* BEGIN Input records *
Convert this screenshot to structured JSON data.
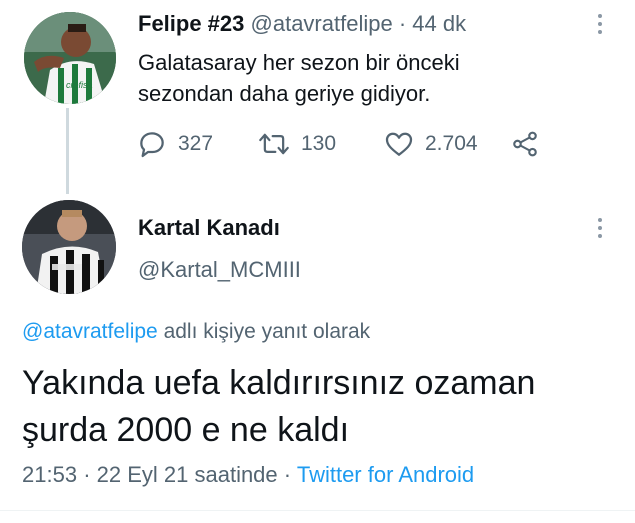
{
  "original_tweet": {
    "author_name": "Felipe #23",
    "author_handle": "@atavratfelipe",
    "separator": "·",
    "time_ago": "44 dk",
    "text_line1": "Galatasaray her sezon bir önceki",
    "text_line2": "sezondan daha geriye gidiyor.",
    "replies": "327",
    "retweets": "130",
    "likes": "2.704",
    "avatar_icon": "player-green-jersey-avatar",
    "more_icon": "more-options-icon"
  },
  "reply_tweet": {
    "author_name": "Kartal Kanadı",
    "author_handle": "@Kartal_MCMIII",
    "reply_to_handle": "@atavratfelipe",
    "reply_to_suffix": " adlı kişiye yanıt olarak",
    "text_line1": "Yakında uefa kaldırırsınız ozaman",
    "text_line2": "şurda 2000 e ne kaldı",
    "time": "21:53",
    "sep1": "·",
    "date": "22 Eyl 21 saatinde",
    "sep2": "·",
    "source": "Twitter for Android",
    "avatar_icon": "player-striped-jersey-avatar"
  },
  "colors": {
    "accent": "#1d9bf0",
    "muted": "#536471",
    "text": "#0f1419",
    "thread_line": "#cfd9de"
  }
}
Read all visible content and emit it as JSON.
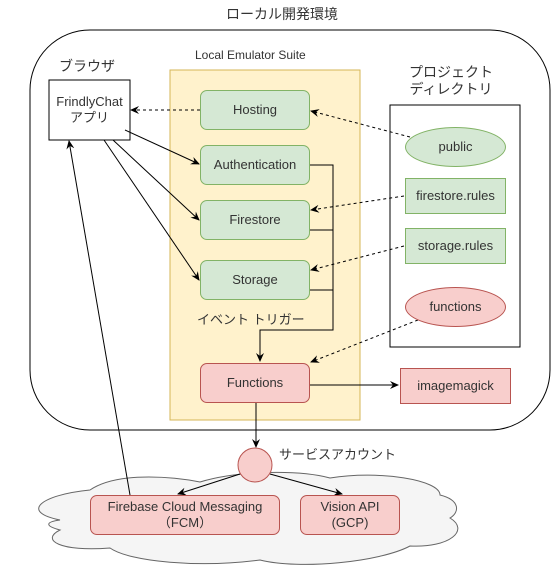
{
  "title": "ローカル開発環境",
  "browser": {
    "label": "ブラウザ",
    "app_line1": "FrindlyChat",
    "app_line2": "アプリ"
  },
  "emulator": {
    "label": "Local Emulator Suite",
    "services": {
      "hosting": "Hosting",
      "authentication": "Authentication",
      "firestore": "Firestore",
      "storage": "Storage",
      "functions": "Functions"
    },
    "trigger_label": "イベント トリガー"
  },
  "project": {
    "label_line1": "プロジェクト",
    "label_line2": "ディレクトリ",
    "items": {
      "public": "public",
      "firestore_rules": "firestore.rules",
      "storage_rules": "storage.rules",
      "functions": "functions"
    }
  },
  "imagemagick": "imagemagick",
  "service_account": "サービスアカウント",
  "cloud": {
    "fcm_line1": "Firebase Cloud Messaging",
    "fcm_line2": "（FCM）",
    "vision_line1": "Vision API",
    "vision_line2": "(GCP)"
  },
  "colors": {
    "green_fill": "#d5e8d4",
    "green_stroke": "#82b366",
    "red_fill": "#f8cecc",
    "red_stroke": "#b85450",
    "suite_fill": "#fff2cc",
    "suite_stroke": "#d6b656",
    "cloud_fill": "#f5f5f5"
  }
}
* END Input records *
* BEGIN Input records *
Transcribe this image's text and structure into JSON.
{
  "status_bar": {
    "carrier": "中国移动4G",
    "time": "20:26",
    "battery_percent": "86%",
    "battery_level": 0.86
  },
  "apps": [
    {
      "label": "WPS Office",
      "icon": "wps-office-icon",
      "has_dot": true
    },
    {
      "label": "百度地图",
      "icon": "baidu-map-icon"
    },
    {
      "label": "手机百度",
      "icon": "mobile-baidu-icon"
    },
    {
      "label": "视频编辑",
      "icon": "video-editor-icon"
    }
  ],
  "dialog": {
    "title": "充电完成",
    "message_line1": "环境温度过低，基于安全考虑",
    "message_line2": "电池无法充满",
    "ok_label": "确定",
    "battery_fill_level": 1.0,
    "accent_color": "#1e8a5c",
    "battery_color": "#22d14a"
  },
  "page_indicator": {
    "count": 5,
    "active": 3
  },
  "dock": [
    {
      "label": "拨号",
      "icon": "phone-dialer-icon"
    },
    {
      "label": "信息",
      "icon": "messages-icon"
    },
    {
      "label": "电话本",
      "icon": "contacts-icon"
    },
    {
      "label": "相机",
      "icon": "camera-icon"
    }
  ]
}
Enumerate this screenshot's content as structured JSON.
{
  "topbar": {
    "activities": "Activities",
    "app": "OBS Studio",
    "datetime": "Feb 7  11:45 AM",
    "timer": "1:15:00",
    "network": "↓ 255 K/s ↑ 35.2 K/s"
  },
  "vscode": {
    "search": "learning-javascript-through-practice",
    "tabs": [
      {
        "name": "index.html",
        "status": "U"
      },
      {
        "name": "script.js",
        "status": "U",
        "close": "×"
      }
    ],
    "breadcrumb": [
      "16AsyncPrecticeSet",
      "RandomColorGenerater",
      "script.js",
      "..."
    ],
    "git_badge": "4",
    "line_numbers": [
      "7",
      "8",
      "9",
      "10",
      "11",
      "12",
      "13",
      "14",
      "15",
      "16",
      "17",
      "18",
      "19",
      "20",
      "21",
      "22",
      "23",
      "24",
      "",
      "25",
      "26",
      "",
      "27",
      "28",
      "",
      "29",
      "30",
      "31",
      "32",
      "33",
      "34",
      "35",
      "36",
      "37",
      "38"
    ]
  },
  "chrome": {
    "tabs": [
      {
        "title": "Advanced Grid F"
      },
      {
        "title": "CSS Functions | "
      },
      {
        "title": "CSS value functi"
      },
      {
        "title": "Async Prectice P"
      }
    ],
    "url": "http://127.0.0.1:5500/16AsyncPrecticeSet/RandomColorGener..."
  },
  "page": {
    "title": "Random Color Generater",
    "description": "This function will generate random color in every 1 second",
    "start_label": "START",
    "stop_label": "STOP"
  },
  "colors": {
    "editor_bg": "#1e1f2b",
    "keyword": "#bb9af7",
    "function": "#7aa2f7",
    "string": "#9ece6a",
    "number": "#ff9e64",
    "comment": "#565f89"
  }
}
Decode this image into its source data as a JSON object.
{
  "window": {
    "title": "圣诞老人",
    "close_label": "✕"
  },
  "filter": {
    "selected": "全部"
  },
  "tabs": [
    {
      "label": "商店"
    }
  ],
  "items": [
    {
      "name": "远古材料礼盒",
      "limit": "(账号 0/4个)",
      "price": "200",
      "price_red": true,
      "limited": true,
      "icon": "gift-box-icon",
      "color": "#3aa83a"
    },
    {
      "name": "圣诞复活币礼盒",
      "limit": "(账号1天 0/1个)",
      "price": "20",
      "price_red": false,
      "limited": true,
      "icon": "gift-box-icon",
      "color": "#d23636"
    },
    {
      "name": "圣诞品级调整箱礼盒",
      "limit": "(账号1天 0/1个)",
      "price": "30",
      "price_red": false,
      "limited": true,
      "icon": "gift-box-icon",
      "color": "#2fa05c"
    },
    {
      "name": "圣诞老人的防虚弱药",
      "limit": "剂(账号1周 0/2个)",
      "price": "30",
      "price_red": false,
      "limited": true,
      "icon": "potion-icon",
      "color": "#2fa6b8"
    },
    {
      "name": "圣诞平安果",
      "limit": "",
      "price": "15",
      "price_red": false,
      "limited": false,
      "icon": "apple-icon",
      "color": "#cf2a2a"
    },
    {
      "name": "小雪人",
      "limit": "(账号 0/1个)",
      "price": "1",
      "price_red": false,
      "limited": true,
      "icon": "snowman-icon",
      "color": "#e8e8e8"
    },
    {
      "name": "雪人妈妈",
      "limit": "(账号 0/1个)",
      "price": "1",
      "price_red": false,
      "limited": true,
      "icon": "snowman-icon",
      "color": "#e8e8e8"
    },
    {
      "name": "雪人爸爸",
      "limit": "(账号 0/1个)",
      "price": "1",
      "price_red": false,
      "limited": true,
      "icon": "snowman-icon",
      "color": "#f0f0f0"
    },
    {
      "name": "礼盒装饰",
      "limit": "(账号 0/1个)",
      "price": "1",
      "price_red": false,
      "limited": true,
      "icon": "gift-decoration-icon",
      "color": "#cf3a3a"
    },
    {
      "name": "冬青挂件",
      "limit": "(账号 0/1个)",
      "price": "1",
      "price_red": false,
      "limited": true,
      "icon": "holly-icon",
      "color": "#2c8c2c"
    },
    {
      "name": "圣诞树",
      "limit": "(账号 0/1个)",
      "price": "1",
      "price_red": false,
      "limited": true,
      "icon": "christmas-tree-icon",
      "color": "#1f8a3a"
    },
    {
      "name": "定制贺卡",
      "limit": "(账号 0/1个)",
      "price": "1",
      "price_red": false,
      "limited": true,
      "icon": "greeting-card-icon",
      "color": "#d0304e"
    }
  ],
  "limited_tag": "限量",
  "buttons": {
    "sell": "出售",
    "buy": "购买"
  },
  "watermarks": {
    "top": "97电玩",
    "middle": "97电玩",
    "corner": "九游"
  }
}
* END Input records *
* BEGIN Input records *
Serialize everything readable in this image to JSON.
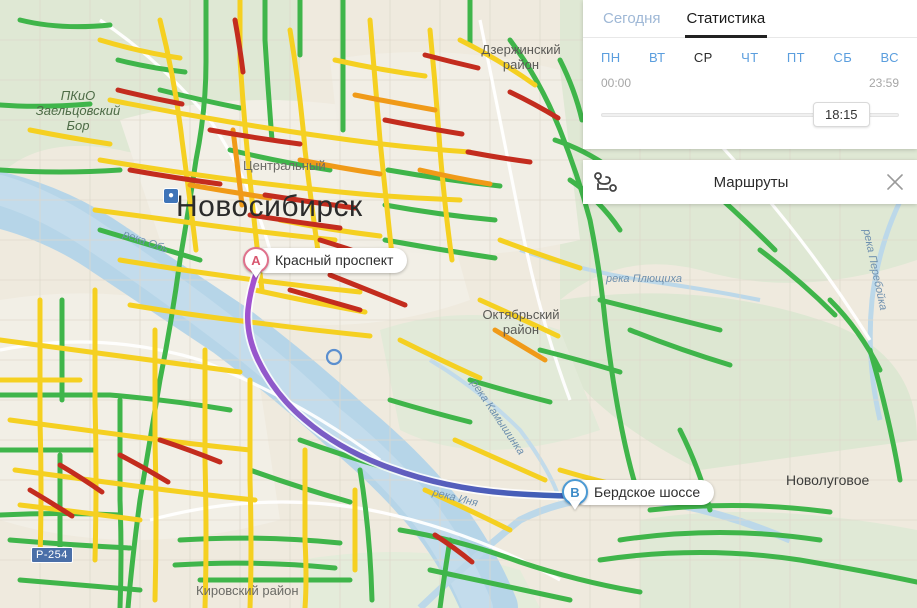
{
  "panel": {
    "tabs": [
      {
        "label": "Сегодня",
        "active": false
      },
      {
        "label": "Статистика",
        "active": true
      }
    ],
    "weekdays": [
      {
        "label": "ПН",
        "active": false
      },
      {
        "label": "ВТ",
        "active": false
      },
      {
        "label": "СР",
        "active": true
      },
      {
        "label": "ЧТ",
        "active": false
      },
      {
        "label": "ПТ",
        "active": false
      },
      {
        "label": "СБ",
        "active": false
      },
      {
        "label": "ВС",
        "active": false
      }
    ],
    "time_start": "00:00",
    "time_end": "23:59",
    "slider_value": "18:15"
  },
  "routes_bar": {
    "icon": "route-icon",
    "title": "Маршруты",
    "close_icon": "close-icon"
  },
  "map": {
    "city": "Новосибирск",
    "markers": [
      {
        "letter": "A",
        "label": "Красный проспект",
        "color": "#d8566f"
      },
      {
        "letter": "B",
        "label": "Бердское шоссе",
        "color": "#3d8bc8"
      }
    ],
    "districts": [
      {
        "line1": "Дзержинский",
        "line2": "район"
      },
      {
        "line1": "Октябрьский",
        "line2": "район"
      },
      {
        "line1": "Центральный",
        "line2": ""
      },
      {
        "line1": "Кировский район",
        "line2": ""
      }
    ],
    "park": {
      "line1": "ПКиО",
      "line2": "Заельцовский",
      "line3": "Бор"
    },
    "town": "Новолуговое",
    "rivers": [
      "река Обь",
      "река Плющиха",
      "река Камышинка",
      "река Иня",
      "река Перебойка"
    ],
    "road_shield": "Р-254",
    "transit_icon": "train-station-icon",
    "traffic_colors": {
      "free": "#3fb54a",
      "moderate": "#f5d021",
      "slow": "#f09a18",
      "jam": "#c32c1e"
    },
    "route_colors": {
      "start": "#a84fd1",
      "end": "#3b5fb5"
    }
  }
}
* END Input records *
● Exercise:
From the listing above, copy every line that holds the string "atavratfelipe".

● Output for this exercise:
    "author_handle": "@atavratfelipe",
    "reply_to_handle": "@atavratfelipe",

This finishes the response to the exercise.